**WHAT YOU NEED TO DO:** Look through the data below. Pick out the lines holding the string "Word".

**MATERIAL SUPPLIED:**
§ §

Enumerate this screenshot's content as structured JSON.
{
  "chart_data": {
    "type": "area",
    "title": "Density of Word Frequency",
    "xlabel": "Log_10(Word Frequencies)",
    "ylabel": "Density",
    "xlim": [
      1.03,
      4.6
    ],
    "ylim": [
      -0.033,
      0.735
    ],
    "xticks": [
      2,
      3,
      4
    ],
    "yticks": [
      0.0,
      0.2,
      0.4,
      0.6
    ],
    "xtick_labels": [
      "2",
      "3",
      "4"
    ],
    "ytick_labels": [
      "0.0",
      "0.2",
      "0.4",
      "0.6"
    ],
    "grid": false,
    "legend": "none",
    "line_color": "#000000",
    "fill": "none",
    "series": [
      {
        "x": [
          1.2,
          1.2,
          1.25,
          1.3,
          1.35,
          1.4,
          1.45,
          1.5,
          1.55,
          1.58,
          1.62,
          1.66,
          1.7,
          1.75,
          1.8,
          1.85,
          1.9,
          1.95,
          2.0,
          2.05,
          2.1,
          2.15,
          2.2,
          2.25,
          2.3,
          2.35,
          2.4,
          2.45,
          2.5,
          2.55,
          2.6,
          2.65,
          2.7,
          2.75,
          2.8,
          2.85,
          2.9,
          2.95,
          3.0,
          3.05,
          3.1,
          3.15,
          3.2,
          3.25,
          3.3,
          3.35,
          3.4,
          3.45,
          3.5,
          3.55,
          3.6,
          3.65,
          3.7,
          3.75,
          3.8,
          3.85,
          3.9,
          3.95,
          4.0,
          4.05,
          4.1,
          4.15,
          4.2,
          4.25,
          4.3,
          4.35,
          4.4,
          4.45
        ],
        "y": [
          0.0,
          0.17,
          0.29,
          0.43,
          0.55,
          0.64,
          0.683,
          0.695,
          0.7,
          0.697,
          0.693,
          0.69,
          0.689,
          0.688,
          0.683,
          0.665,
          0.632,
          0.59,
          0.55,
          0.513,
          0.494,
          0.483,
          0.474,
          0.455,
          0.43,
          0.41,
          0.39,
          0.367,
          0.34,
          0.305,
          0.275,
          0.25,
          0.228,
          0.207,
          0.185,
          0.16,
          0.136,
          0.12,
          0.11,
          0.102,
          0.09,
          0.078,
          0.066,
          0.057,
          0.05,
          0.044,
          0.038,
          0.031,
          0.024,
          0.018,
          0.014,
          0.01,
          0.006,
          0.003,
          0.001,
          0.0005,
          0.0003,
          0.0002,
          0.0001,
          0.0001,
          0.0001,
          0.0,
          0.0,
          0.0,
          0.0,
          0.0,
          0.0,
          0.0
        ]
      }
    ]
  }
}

§ §

**CORRECT RESULT:**
    "title": "Density of Word Frequency",
    "xlabel": "Log_10(Word Frequencies)",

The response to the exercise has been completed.